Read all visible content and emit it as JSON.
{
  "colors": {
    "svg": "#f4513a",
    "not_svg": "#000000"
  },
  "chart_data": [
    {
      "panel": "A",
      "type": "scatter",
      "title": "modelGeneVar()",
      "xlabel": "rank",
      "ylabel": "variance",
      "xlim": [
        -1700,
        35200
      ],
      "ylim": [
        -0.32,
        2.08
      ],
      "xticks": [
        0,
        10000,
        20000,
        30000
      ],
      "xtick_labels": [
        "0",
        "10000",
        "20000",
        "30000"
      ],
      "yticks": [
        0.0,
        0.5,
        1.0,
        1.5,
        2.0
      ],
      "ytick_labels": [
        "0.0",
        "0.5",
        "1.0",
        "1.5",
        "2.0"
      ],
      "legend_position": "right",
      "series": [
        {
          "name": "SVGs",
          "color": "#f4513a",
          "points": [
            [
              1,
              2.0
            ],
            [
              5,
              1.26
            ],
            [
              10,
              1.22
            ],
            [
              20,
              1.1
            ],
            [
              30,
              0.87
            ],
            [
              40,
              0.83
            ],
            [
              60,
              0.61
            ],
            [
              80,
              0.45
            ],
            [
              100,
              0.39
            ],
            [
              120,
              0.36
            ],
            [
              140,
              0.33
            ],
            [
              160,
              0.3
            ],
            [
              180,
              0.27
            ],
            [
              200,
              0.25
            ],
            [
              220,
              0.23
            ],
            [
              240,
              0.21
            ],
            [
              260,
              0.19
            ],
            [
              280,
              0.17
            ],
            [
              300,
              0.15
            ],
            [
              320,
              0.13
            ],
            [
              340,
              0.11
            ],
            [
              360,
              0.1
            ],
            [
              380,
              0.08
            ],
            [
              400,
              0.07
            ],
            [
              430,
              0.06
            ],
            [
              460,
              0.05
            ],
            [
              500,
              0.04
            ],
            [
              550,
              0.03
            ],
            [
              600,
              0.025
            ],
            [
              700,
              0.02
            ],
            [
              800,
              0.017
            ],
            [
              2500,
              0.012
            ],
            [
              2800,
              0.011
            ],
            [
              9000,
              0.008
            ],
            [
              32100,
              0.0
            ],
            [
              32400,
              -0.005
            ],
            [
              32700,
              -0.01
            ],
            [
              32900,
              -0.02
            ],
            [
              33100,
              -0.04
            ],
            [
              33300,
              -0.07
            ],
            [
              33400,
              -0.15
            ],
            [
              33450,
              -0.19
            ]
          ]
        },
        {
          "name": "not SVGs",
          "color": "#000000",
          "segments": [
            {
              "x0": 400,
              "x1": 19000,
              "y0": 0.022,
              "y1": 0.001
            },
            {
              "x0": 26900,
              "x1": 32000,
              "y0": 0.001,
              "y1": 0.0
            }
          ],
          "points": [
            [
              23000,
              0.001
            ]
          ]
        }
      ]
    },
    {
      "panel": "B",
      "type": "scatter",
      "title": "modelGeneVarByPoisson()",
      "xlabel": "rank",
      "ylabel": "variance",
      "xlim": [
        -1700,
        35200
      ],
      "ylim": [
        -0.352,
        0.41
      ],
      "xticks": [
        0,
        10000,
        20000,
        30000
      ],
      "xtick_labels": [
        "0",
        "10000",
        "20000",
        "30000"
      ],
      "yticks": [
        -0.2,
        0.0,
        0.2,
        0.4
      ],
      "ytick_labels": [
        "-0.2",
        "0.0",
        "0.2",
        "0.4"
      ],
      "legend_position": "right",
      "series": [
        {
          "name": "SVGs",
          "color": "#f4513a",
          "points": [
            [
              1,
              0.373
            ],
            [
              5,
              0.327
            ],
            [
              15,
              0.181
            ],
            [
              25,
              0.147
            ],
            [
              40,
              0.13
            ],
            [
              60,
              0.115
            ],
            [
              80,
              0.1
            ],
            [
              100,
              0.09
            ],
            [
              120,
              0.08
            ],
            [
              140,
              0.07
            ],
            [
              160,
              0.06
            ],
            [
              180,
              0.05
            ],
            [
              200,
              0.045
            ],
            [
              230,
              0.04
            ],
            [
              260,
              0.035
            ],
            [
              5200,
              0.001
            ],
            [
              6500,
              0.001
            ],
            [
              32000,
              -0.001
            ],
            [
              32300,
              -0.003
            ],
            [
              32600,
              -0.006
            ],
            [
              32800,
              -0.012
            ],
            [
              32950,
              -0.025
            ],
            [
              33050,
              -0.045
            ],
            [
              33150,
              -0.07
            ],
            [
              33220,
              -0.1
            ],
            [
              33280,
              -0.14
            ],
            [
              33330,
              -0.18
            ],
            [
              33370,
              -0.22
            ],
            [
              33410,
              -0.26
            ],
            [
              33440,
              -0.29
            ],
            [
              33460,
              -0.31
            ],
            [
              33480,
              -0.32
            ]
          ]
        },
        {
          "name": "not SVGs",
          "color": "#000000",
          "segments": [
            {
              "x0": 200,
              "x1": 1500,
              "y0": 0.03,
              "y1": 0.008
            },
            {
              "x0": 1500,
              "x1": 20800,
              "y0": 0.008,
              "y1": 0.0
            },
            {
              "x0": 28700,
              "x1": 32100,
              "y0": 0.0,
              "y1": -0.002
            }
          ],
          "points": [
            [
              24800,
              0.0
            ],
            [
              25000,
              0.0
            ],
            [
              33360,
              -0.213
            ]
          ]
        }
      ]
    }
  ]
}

### EXERCISE:
Nothing in the data may differ; print all of it exactly as written.

### FULL OUTPUT:
Read all visible content and emit it as JSON.
{
  "colors": {
    "svg": "#f4513a",
    "not_svg": "#000000"
  },
  "chart_data": [
    {
      "panel": "A",
      "type": "scatter",
      "title": "modelGeneVar()",
      "xlabel": "rank",
      "ylabel": "variance",
      "xlim": [
        -1700,
        35200
      ],
      "ylim": [
        -0.32,
        2.08
      ],
      "xticks": [
        0,
        10000,
        20000,
        30000
      ],
      "xtick_labels": [
        "0",
        "10000",
        "20000",
        "30000"
      ],
      "yticks": [
        0.0,
        0.5,
        1.0,
        1.5,
        2.0
      ],
      "ytick_labels": [
        "0.0",
        "0.5",
        "1.0",
        "1.5",
        "2.0"
      ],
      "legend_position": "right",
      "series": [
        {
          "name": "SVGs",
          "color": "#f4513a",
          "points": [
            [
              1,
              2.0
            ],
            [
              5,
              1.26
            ],
            [
              10,
              1.22
            ],
            [
              20,
              1.1
            ],
            [
              30,
              0.87
            ],
            [
              40,
              0.83
            ],
            [
              60,
              0.61
            ],
            [
              80,
              0.45
            ],
            [
              100,
              0.39
            ],
            [
              120,
              0.36
            ],
            [
              140,
              0.33
            ],
            [
              160,
              0.3
            ],
            [
              180,
              0.27
            ],
            [
              200,
              0.25
            ],
            [
              220,
              0.23
            ],
            [
              240,
              0.21
            ],
            [
              260,
              0.19
            ],
            [
              280,
              0.17
            ],
            [
              300,
              0.15
            ],
            [
              320,
              0.13
            ],
            [
              340,
              0.11
            ],
            [
              360,
              0.1
            ],
            [
              380,
              0.08
            ],
            [
              400,
              0.07
            ],
            [
              430,
              0.06
            ],
            [
              460,
              0.05
            ],
            [
              500,
              0.04
            ],
            [
              550,
              0.03
            ],
            [
              600,
              0.025
            ],
            [
              700,
              0.02
            ],
            [
              800,
              0.017
            ],
            [
              2500,
              0.012
            ],
            [
              2800,
              0.011
            ],
            [
              9000,
              0.008
            ],
            [
              32100,
              0.0
            ],
            [
              32400,
              -0.005
            ],
            [
              32700,
              -0.01
            ],
            [
              32900,
              -0.02
            ],
            [
              33100,
              -0.04
            ],
            [
              33300,
              -0.07
            ],
            [
              33400,
              -0.15
            ],
            [
              33450,
              -0.19
            ]
          ]
        },
        {
          "name": "not SVGs",
          "color": "#000000",
          "segments": [
            {
              "x0": 400,
              "x1": 19000,
              "y0": 0.022,
              "y1": 0.001
            },
            {
              "x0": 26900,
              "x1": 32000,
              "y0": 0.001,
              "y1": 0.0
            }
          ],
          "points": [
            [
              23000,
              0.001
            ]
          ]
        }
      ]
    },
    {
      "panel": "B",
      "type": "scatter",
      "title": "modelGeneVarByPoisson()",
      "xlabel": "rank",
      "ylabel": "variance",
      "xlim": [
        -1700,
        35200
      ],
      "ylim": [
        -0.352,
        0.41
      ],
      "xticks": [
        0,
        10000,
        20000,
        30000
      ],
      "xtick_labels": [
        "0",
        "10000",
        "20000",
        "30000"
      ],
      "yticks": [
        -0.2,
        0.0,
        0.2,
        0.4
      ],
      "ytick_labels": [
        "-0.2",
        "0.0",
        "0.2",
        "0.4"
      ],
      "legend_position": "right",
      "series": [
        {
          "name": "SVGs",
          "color": "#f4513a",
          "points": [
            [
              1,
              0.373
            ],
            [
              5,
              0.327
            ],
            [
              15,
              0.181
            ],
            [
              25,
              0.147
            ],
            [
              40,
              0.13
            ],
            [
              60,
              0.115
            ],
            [
              80,
              0.1
            ],
            [
              100,
              0.09
            ],
            [
              120,
              0.08
            ],
            [
              140,
              0.07
            ],
            [
              160,
              0.06
            ],
            [
              180,
              0.05
            ],
            [
              200,
              0.045
            ],
            [
              230,
              0.04
            ],
            [
              260,
              0.035
            ],
            [
              5200,
              0.001
            ],
            [
              6500,
              0.001
            ],
            [
              32000,
              -0.001
            ],
            [
              32300,
              -0.003
            ],
            [
              32600,
              -0.006
            ],
            [
              32800,
              -0.012
            ],
            [
              32950,
              -0.025
            ],
            [
              33050,
              -0.045
            ],
            [
              33150,
              -0.07
            ],
            [
              33220,
              -0.1
            ],
            [
              33280,
              -0.14
            ],
            [
              33330,
              -0.18
            ],
            [
              33370,
              -0.22
            ],
            [
              33410,
              -0.26
            ],
            [
              33440,
              -0.29
            ],
            [
              33460,
              -0.31
            ],
            [
              33480,
              -0.32
            ]
          ]
        },
        {
          "name": "not SVGs",
          "color": "#000000",
          "segments": [
            {
              "x0": 200,
              "x1": 1500,
              "y0": 0.03,
              "y1": 0.008
            },
            {
              "x0": 1500,
              "x1": 20800,
              "y0": 0.008,
              "y1": 0.0
            },
            {
              "x0": 28700,
              "x1": 32100,
              "y0": 0.0,
              "y1": -0.002
            }
          ],
          "points": [
            [
              24800,
              0.0
            ],
            [
              25000,
              0.0
            ],
            [
              33360,
              -0.213
            ]
          ]
        }
      ]
    }
  ]
}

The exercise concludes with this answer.